> _Task data_:
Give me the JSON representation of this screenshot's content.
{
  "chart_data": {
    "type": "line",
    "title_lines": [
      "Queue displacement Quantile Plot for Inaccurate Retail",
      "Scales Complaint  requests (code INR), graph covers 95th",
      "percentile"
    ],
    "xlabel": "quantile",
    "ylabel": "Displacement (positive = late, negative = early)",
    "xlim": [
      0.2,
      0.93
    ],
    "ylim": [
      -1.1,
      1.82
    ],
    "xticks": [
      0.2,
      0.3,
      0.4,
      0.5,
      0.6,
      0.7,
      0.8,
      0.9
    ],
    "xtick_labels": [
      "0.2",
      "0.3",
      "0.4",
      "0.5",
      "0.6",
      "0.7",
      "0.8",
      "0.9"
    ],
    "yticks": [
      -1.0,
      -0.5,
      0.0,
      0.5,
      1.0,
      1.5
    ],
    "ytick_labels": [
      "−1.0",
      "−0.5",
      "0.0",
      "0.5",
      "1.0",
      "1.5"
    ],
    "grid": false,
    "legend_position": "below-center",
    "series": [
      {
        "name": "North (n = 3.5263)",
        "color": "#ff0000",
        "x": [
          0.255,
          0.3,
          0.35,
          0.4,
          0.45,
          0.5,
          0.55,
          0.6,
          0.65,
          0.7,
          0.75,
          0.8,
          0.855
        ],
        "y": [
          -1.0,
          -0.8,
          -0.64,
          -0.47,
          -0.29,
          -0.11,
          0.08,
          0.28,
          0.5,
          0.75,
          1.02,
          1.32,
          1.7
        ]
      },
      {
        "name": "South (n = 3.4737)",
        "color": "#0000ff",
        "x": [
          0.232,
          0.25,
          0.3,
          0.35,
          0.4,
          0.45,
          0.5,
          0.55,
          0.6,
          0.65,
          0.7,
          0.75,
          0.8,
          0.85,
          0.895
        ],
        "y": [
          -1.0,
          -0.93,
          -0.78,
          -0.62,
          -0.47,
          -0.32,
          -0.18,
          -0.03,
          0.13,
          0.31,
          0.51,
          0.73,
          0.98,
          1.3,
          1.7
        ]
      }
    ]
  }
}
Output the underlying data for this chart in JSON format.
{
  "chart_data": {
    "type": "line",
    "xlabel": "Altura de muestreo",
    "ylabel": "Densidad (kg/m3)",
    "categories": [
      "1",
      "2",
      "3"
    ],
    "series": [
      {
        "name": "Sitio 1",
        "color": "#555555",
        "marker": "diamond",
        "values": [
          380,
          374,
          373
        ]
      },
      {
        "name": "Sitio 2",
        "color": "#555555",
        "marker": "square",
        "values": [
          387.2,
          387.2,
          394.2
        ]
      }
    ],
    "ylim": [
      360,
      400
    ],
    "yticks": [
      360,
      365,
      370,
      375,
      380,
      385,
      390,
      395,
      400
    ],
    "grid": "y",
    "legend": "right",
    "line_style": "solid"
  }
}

> _Written exercise_:
Please repeat all the records above exactly as they appear.

> _Task result_:
Give me the JSON representation of this screenshot's content.
{
  "chart_data": {
    "type": "line",
    "title_lines": [
      "Queue displacement Quantile Plot for Inaccurate Retail",
      "Scales Complaint  requests (code INR), graph covers 95th",
      "percentile"
    ],
    "xlabel": "quantile",
    "ylabel": "Displacement (positive = late, negative = early)",
    "xlim": [
      0.2,
      0.93
    ],
    "ylim": [
      -1.1,
      1.82
    ],
    "xticks": [
      0.2,
      0.3,
      0.4,
      0.5,
      0.6,
      0.7,
      0.8,
      0.9
    ],
    "xtick_labels": [
      "0.2",
      "0.3",
      "0.4",
      "0.5",
      "0.6",
      "0.7",
      "0.8",
      "0.9"
    ],
    "yticks": [
      -1.0,
      -0.5,
      0.0,
      0.5,
      1.0,
      1.5
    ],
    "ytick_labels": [
      "−1.0",
      "−0.5",
      "0.0",
      "0.5",
      "1.0",
      "1.5"
    ],
    "grid": false,
    "legend_position": "below-center",
    "series": [
      {
        "name": "North (n = 3.5263)",
        "color": "#ff0000",
        "x": [
          0.255,
          0.3,
          0.35,
          0.4,
          0.45,
          0.5,
          0.55,
          0.6,
          0.65,
          0.7,
          0.75,
          0.8,
          0.855
        ],
        "y": [
          -1.0,
          -0.8,
          -0.64,
          -0.47,
          -0.29,
          -0.11,
          0.08,
          0.28,
          0.5,
          0.75,
          1.02,
          1.32,
          1.7
        ]
      },
      {
        "name": "South (n = 3.4737)",
        "color": "#0000ff",
        "x": [
          0.232,
          0.25,
          0.3,
          0.35,
          0.4,
          0.45,
          0.5,
          0.55,
          0.6,
          0.65,
          0.7,
          0.75,
          0.8,
          0.85,
          0.895
        ],
        "y": [
          -1.0,
          -0.93,
          -0.78,
          -0.62,
          -0.47,
          -0.32,
          -0.18,
          -0.03,
          0.13,
          0.31,
          0.51,
          0.73,
          0.98,
          1.3,
          1.7
        ]
      }
    ]
  }
}
Output the underlying data for this chart in JSON format.
{
  "chart_data": {
    "type": "line",
    "xlabel": "Altura de muestreo",
    "ylabel": "Densidad (kg/m3)",
    "categories": [
      "1",
      "2",
      "3"
    ],
    "series": [
      {
        "name": "Sitio 1",
        "color": "#555555",
        "marker": "diamond",
        "values": [
          380,
          374,
          373
        ]
      },
      {
        "name": "Sitio 2",
        "color": "#555555",
        "marker": "square",
        "values": [
          387.2,
          387.2,
          394.2
        ]
      }
    ],
    "ylim": [
      360,
      400
    ],
    "yticks": [
      360,
      365,
      370,
      375,
      380,
      385,
      390,
      395,
      400
    ],
    "grid": "y",
    "legend": "right",
    "line_style": "solid"
  }
}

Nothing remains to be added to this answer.